• _WHAT TO WORK ON_
1. From the abstract on multicomponent crystals for implants, copy word for word the part that opens with the words containing "Multicomponent crystals for" and closes with "with great interest^1,2.".
2. According to the abstract on multicomponent crystals for implants, which methods were used to study the structure and the distribution of drug molecules along the crystalline lattice?

[EXTRACT Boundary: Start]

Multicomponent crystals for complexed medical implants mediated foreign body response

Though biomedical implants have revolutionized modern medicine and long-term therapies, their potential is significantly limited by foreign body reaction (FBR). During this immune response, many biomedical implants stimulate a fibrosis reaction, which leads to the implant encapsulation and isolation from the physiological microenvironment, impairing the implant efficiency and even causing its failure. Thus, in order to overcome the host response to the implant it is common to systemically administer anti-inflammatory drugs. This administration lacks the localized effect, causing adverse side effects and the weakening of the immune system, hence posing the patient in risk. Therefore, targeting the implanted area with anti-inflammatory drugs is with great interest^1,2.

Most of the localized therapies are carrier-based systems. The carriers are limited with drug loading capacity, so the formed system is mainly composed of the encapsulation materials rather than the drug itself. Also, common drug delivery vehicles such as polymers have been reported to provoke immune responses. Another issue is the difficulty to control the release profile. A carrier-free crystalline-based system holds the potential to overcome these issues, being promising approach: crystalline formulation creates an administration platform for local treatment, that is 100% composed of the drug, without the need of carriers or stabilizers. Second, studies proved that the release profile of crystals can be prolonged up to years and easy to maneuver, enabling a slow and continuous release profile. Finally, crystals are known for their organized and well packed structure. This gives them enhanced chemical and physiological stability property, which makes them an easy product to store with prolonged shelf-life^1,2.

In this work, we developed a multicomponent crystalline formulation of broad-spectrum anti-inflammatory drugs using varied techniques. This innovative method suggests a combined and localized effect for post-implantation treatment. We examined the multi-component crystal`s designing key parameters, stability under accelerated conditions and studied release under physiological condition. Crystals were fully characterized using varied methods for studying structure and drug molecules distribution along the crystalline lattice using SXRD, PXRD and SEM-EDS. Analysis indicated that the multicomponent crystals are stable and controllable, therefore they are a promising approach for slow-multi drug release treatment applications.

References:

[1] N. Kutner et al., Adv. Funct. Mater. 2021, 2010929, 1.

[2] S. Farah et al., Nat. Mater. 2019, 18, 892.

[EXTRACT Boundary: End]
[ENTRIES SUPPLIED Boundary: Start]

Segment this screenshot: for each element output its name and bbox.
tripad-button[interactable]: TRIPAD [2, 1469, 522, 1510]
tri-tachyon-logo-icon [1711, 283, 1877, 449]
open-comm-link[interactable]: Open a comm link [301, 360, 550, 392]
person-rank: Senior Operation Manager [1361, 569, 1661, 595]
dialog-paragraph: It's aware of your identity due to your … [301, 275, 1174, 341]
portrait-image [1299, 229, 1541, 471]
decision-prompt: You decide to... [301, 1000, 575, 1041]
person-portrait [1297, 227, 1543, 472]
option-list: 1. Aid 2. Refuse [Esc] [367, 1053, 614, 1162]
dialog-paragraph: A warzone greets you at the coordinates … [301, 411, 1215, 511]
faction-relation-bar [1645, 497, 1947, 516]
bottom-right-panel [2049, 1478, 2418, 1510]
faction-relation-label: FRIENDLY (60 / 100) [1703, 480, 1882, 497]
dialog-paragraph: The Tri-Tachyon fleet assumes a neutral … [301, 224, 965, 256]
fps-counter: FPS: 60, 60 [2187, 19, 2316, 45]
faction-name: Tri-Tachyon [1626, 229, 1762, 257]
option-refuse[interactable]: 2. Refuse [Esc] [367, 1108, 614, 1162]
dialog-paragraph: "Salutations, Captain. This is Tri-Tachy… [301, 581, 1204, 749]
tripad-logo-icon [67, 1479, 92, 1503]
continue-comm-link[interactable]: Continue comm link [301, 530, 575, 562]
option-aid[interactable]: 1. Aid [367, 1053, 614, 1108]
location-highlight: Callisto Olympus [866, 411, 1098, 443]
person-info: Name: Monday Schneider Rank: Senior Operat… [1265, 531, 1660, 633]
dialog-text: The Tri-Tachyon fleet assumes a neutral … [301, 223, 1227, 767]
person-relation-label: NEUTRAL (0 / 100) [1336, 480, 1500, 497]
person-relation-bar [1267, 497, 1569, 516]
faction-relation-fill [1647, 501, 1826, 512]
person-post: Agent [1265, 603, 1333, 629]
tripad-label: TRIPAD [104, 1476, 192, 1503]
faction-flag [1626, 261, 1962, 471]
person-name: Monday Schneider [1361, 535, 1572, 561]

[ENTRIES SUPPLIED Boundary: End]

• _ANSWERS TO THIS EXERCISE_
1.
Multicomponent crystals for complexed medical implants mediated foreign body response

Though biomedical implants have revolutionized modern medicine and long-term therapies, their potential is significantly limited by foreign body reaction (FBR). During this immune response, many biomedical implants stimulate a fibrosis reaction, which leads to the implant encapsulation and isolation from the physiological microenvironment, impairing the implant efficiency and even causing its failure. Thus, in order to overcome the host response to the implant it is common to systemically administer anti-inflammatory drugs. This administration lacks the localized effect, causing adverse side effects and the weakening of the immune system, hence posing the patient in risk. Therefore, targeting the implanted area with anti-inflammatory drugs is with great interest^1,2.

2. SXRD, PXRD and SEM-EDS.